What the task requires
Wherever the word "JSON" appears in the entries, copy the whole line.

-- begin --

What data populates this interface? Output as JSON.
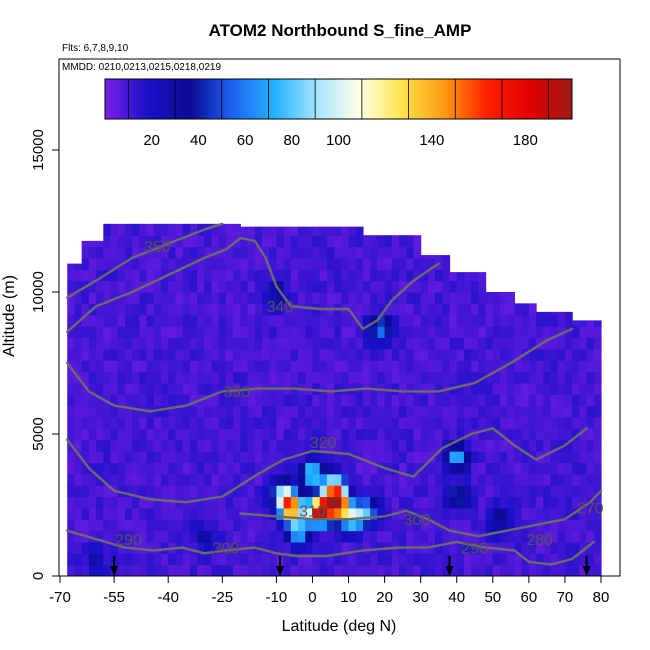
{
  "chart_data": {
    "type": "heatmap",
    "title": "ATOM2 Northbound S_fine_AMP",
    "flights_note": "Flts: 6,7,8,9,10",
    "dates_note": "MMDD: 0210,0213,0215,0218,0219",
    "xlabel": "Latitude (deg N)",
    "ylabel": "Altitude (m)",
    "xlim": [
      -70,
      82
    ],
    "ylim": [
      0,
      17500
    ],
    "x_ticks": [
      -70,
      -55,
      -40,
      -25,
      -10,
      0,
      10,
      20,
      30,
      40,
      50,
      60,
      70,
      80
    ],
    "x_tick_labels": [
      "-70",
      "-55",
      "-40",
      "-25",
      "-10",
      "0",
      "10",
      "20",
      "30",
      "40",
      "50",
      "60",
      "70",
      "80"
    ],
    "y_ticks": [
      0,
      5000,
      10000,
      15000
    ],
    "y_tick_labels": [
      "0",
      "5000",
      "10000",
      "15000"
    ],
    "colorbar": {
      "range": [
        0,
        200
      ],
      "tick_values": [
        20,
        40,
        60,
        80,
        100,
        140,
        180
      ],
      "tick_labels": [
        "20",
        "40",
        "60",
        "80",
        "100",
        "140",
        "180"
      ],
      "stops": [
        "#7a1fe6",
        "#1a10c8",
        "#0a0a95",
        "#1e62f0",
        "#22b4ff",
        "#a8e4ff",
        "#ffffe6",
        "#ffe44a",
        "#ff9a10",
        "#ff2000",
        "#e00000",
        "#9e1a1a"
      ]
    },
    "contour_labels": [
      {
        "text": "350",
        "lat": -43,
        "alt": 11400
      },
      {
        "text": "340",
        "lat": -9,
        "alt": 9300
      },
      {
        "text": "330",
        "lat": -21,
        "alt": 6300
      },
      {
        "text": "320",
        "lat": 3,
        "alt": 4500
      },
      {
        "text": "310",
        "lat": 0,
        "alt": 2100
      },
      {
        "text": "300",
        "lat": 29,
        "alt": 1800
      },
      {
        "text": "300",
        "lat": -24,
        "alt": 800
      },
      {
        "text": "290",
        "lat": -51,
        "alt": 1100
      },
      {
        "text": "290",
        "lat": 45,
        "alt": 800
      },
      {
        "text": "280",
        "lat": 63,
        "alt": 1100
      },
      {
        "text": "270",
        "lat": 77,
        "alt": 2200
      }
    ],
    "flight_markers_lat": [
      -55,
      -9,
      38,
      76
    ],
    "background_value": 5,
    "hotspots": [
      {
        "lat": 2,
        "alt": 2300,
        "value": 185
      },
      {
        "lat": 7,
        "alt": 2500,
        "value": 170
      },
      {
        "lat": -6,
        "alt": 2400,
        "value": 150
      },
      {
        "lat": 6,
        "alt": 3100,
        "value": 120
      },
      {
        "lat": 0,
        "alt": 3600,
        "value": 80
      },
      {
        "lat": -8,
        "alt": 2900,
        "value": 75
      },
      {
        "lat": 11,
        "alt": 2000,
        "value": 70
      },
      {
        "lat": -4,
        "alt": 1600,
        "value": 70
      },
      {
        "lat": 15,
        "alt": 2300,
        "value": 60
      },
      {
        "lat": 40,
        "alt": 4200,
        "value": 60
      },
      {
        "lat": 40,
        "alt": 2800,
        "value": 35
      },
      {
        "lat": 19,
        "alt": 8700,
        "value": 50
      },
      {
        "lat": -10,
        "alt": 10000,
        "value": 25
      },
      {
        "lat": 52,
        "alt": 2000,
        "value": 30
      },
      {
        "lat": -30,
        "alt": 1400,
        "value": 20
      },
      {
        "lat": -60,
        "alt": 600,
        "value": 18
      }
    ]
  }
}
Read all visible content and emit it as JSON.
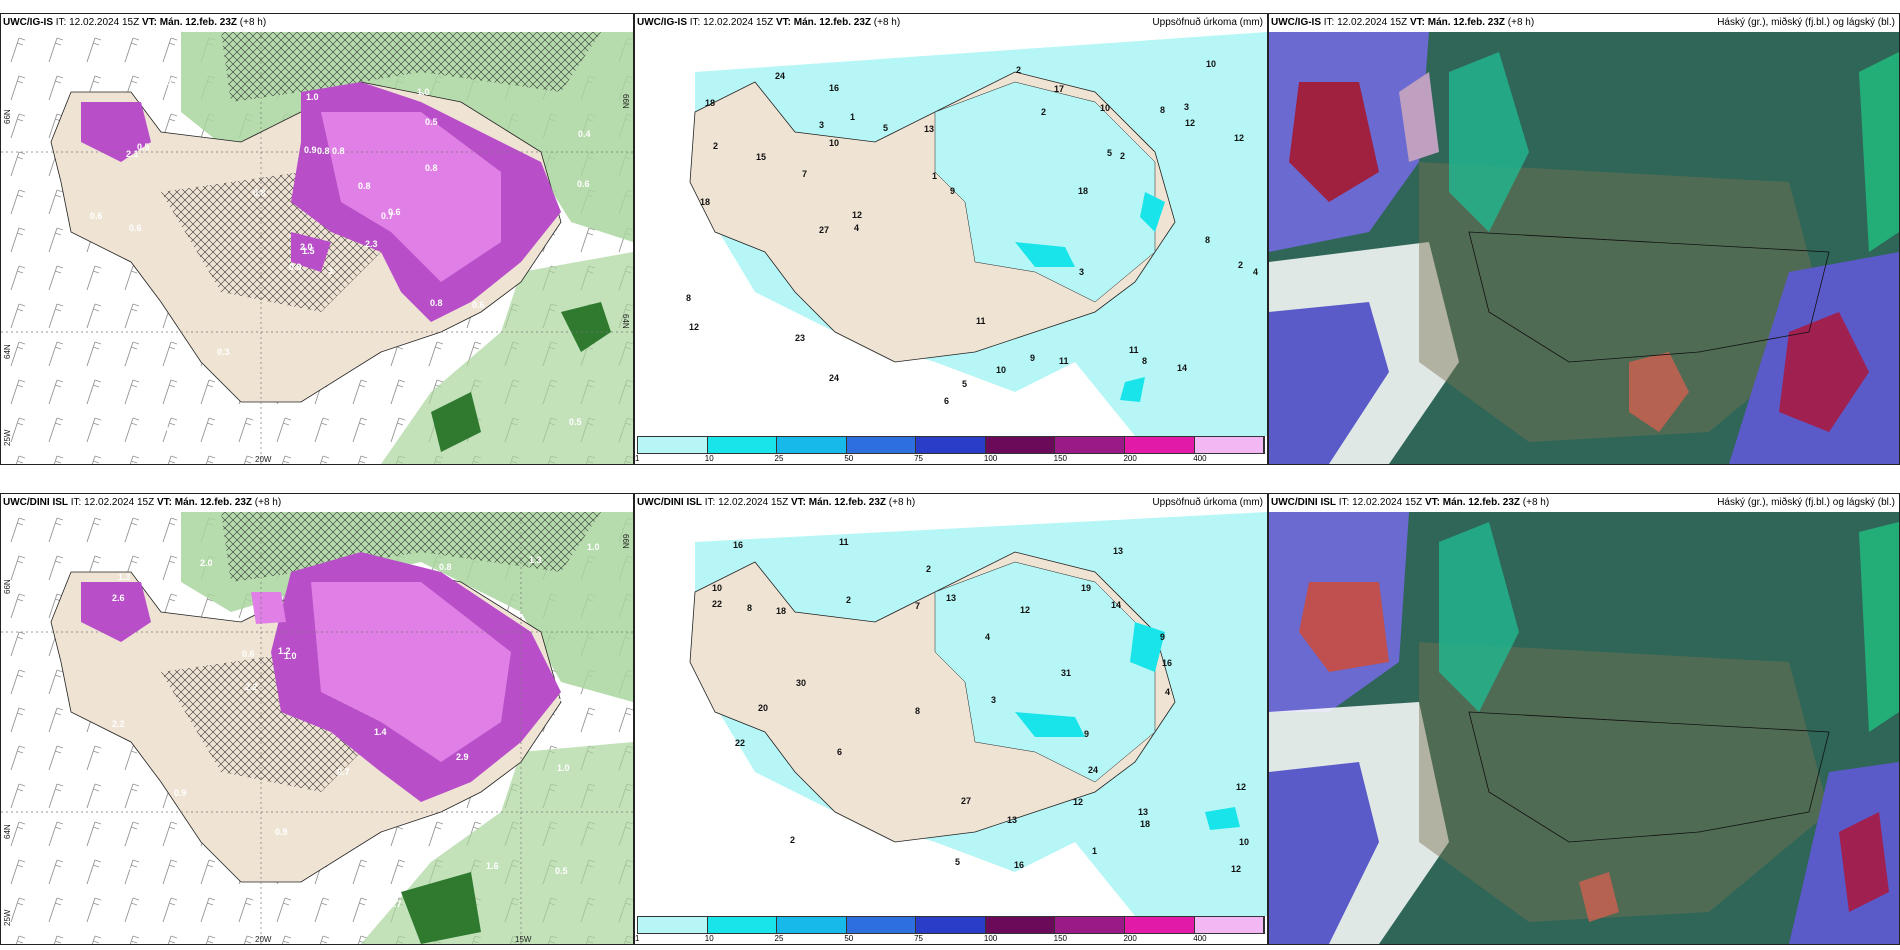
{
  "panels": {
    "top_left": {
      "model": "UWC/IG-IS",
      "it_label": "IT:",
      "it_value": "12.02.2024 15Z",
      "vt_label": "VT:",
      "vt_value": "Mán. 12.feb. 23Z",
      "lead": "(+8 h)",
      "right_title": ""
    },
    "top_mid": {
      "model": "UWC/IG-IS",
      "it_label": "IT:",
      "it_value": "12.02.2024 15Z",
      "vt_label": "VT:",
      "vt_value": "Mán. 12.feb. 23Z",
      "lead": "(+8 h)",
      "right_title": "Uppsöfnuð úrkoma (mm)"
    },
    "top_right": {
      "model": "UWC/IG-IS",
      "it_label": "IT:",
      "it_value": "12.02.2024 15Z",
      "vt_label": "VT:",
      "vt_value": "Mán. 12.feb. 23Z",
      "lead": "(+8 h)",
      "right_title": "Háský (gr.), miðský (fj.bl.) og lágský (bl.)"
    },
    "bot_left": {
      "model": "UWC/DINI ISL",
      "it_label": "IT:",
      "it_value": "12.02.2024 15Z",
      "vt_label": "VT:",
      "vt_value": "Mán. 12.feb. 23Z",
      "lead": "(+8 h)",
      "right_title": ""
    },
    "bot_mid": {
      "model": "UWC/DINI ISL",
      "it_label": "IT:",
      "it_value": "12.02.2024 15Z",
      "vt_label": "VT:",
      "vt_value": "Mán. 12.feb. 23Z",
      "lead": "(+8 h)",
      "right_title": "Uppsöfnuð úrkoma (mm)"
    },
    "bot_right": {
      "model": "UWC/DINI ISL",
      "it_label": "IT:",
      "it_value": "12.02.2024 15Z",
      "vt_label": "VT:",
      "vt_value": "Mán. 12.feb. 23Z",
      "lead": "(+8 h)",
      "right_title": "Háský (gr.), miðský (fj.bl.) og lágský (bl.)"
    }
  },
  "axis_labels": {
    "lat66": "66N",
    "lat64": "64N",
    "lon25": "25W",
    "lon20": "20W",
    "lon15": "15W"
  },
  "colorbar": {
    "ticks": [
      "1",
      "10",
      "25",
      "50",
      "75",
      "100",
      "150",
      "200",
      "400"
    ],
    "colors": [
      "#b7f6f6",
      "#19e4ea",
      "#16b9ea",
      "#2e6fe0",
      "#2a3dc8",
      "#6a0a58",
      "#9a1a88",
      "#e21aa8",
      "#f3b8f3"
    ]
  },
  "values": {
    "tl": [
      "3",
      "2.1",
      "1.5",
      "0.5",
      "0.7",
      "0.3",
      "1.0",
      "0.8",
      "0.5",
      "2.3",
      "1.5",
      "0.5",
      "0.6",
      "0.4",
      "0.9",
      "0.8",
      "0.5",
      "0.9",
      "0.8",
      "1.1",
      "0.8",
      "0.9",
      "0.6",
      "0.8",
      "0.6",
      "0.6",
      "0.5",
      "1.0",
      "0.6",
      "0.8",
      "0.6",
      "2.0"
    ],
    "bl": [
      "2.9",
      "3.5",
      "1.4",
      "2.0",
      "1.0",
      "1.6",
      "1.8",
      "0.8",
      "0.6",
      "2.7",
      "2.6",
      "2.2",
      "1.3",
      "0.5",
      "0.9",
      "3.0",
      "0.7",
      "1.4",
      "1.2",
      "0.9",
      "1.0",
      "1.3",
      "2.2",
      "1.0"
    ],
    "tm": [
      "2",
      "10",
      "18",
      "5",
      "8",
      "6",
      "3",
      "4",
      "3",
      "4",
      "2",
      "1",
      "5",
      "23",
      "18",
      "24",
      "12",
      "13",
      "14",
      "9",
      "8",
      "8",
      "9",
      "11",
      "10",
      "7",
      "12",
      "17",
      "24",
      "27",
      "8",
      "11",
      "10",
      "15",
      "18",
      "16",
      "5",
      "2",
      "2",
      "12",
      "2",
      "3",
      "1",
      "11",
      "10",
      "12"
    ],
    "bm": [
      "4",
      "18",
      "10",
      "9",
      "5",
      "13",
      "16",
      "19",
      "30",
      "22",
      "13",
      "12",
      "9",
      "8",
      "10",
      "14",
      "12",
      "12",
      "13",
      "24",
      "22",
      "27",
      "31",
      "8",
      "16",
      "18",
      "16",
      "12",
      "3",
      "2",
      "2",
      "20",
      "13",
      "4",
      "6",
      "7",
      "11",
      "2",
      "1"
    ]
  }
}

-- end --

The response
What data populates this interface? Output as JSON.
Read all visible content and emit it as JSON.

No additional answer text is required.